WHAT TO PRODUCE | Write out each record again exactly as it stands.

((

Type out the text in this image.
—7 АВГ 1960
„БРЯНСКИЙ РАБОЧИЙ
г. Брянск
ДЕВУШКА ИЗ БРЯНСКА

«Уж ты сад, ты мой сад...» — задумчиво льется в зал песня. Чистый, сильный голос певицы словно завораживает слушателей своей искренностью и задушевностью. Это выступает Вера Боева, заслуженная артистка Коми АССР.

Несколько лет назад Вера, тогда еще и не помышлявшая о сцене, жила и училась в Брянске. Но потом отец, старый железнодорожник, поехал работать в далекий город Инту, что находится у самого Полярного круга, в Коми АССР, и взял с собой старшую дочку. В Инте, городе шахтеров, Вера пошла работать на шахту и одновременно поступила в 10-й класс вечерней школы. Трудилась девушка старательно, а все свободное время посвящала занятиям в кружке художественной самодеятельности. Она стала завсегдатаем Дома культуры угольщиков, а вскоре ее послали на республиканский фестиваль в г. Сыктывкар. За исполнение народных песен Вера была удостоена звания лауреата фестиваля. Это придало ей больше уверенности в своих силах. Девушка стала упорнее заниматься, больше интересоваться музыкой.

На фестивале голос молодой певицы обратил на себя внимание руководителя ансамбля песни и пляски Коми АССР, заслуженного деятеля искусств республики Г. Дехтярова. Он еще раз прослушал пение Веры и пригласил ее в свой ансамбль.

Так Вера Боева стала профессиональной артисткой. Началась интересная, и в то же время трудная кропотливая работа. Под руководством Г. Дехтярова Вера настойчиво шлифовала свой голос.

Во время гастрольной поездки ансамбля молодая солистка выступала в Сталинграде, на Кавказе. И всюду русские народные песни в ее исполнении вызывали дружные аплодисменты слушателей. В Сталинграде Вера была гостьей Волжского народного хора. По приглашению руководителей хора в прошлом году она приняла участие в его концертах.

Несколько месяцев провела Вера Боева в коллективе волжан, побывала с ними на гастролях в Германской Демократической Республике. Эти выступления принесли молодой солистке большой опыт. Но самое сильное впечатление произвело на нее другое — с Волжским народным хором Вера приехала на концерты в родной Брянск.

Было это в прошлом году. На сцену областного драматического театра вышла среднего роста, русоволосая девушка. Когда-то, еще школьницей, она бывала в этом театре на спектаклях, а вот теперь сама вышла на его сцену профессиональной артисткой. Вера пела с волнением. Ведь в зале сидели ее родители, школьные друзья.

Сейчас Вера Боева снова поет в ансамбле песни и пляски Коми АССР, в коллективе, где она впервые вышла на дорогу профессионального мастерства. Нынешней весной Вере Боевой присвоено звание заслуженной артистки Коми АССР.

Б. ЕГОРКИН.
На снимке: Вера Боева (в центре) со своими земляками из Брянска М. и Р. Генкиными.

))

EXERCISE RESPONSE |
Type out the text in this image.
—7 АВГ 1960
„БРЯНСКИЙ РАБОЧИЙ
г. Брянск
ДЕВУШКА ИЗ БРЯНСКА

«Уж ты сад, ты мой сад...» — задумчиво льется в зал песня. Чистый, сильный голос певицы словно завораживает слушателей своей искренностью и задушевностью. Это выступает Вера Боева, заслуженная артистка Коми АССР.

Несколько лет назад Вера, тогда еще и не помышлявшая о сцене, жила и училась в Брянске. Но потом отец, старый железнодорожник, поехал работать в далекий город Инту, что находится у самого Полярного круга, в Коми АССР, и взял с собой старшую дочку. В Инте, городе шахтеров, Вера пошла работать на шахту и одновременно поступила в 10-й класс вечерней школы. Трудилась девушка старательно, а все свободное время посвящала занятиям в кружке художественной самодеятельности. Она стала завсегдатаем Дома культуры угольщиков, а вскоре ее послали на республиканский фестиваль в г. Сыктывкар. За исполнение народных песен Вера была удостоена звания лауреата фестиваля. Это придало ей больше уверенности в своих силах. Девушка стала упорнее заниматься, больше интересоваться музыкой.

На фестивале голос молодой певицы обратил на себя внимание руководителя ансамбля песни и пляски Коми АССР, заслуженного деятеля искусств республики Г. Дехтярова. Он еще раз прослушал пение Веры и пригласил ее в свой ансамбль.

Так Вера Боева стала профессиональной артисткой. Началась интересная, и в то же время трудная кропотливая работа. Под руководством Г. Дехтярова Вера настойчиво шлифовала свой голос.

Во время гастрольной поездки ансамбля молодая солистка выступала в Сталинграде, на Кавказе. И всюду русские народные песни в ее исполнении вызывали дружные аплодисменты слушателей. В Сталинграде Вера была гостьей Волжского народного хора. По приглашению руководителей хора в прошлом году она приняла участие в его концертах.

Несколько месяцев провела Вера Боева в коллективе волжан, побывала с ними на гастролях в Германской Демократической Республике. Эти выступления принесли молодой солистке большой опыт. Но самое сильное впечатление произвело на нее другое — с Волжским народным хором Вера приехала на концерты в родной Брянск.

Было это в прошлом году. На сцену областного драматического театра вышла среднего роста, русоволосая девушка. Когда-то, еще школьницей, она бывала в этом театре на спектаклях, а вот теперь сама вышла на его сцену профессиональной артисткой. Вера пела с волнением. Ведь в зале сидели ее родители, школьные друзья.

Сейчас Вера Боева снова поет в ансамбле песни и пляски Коми АССР, в коллективе, где она впервые вышла на дорогу профессионального мастерства. Нынешней весной Вере Боевой присвоено звание заслуженной артистки Коми АССР.

Б. ЕГОРКИН.
На снимке: Вера Боева (в центре) со своими земляками из Брянска М. и Р. Генкиными.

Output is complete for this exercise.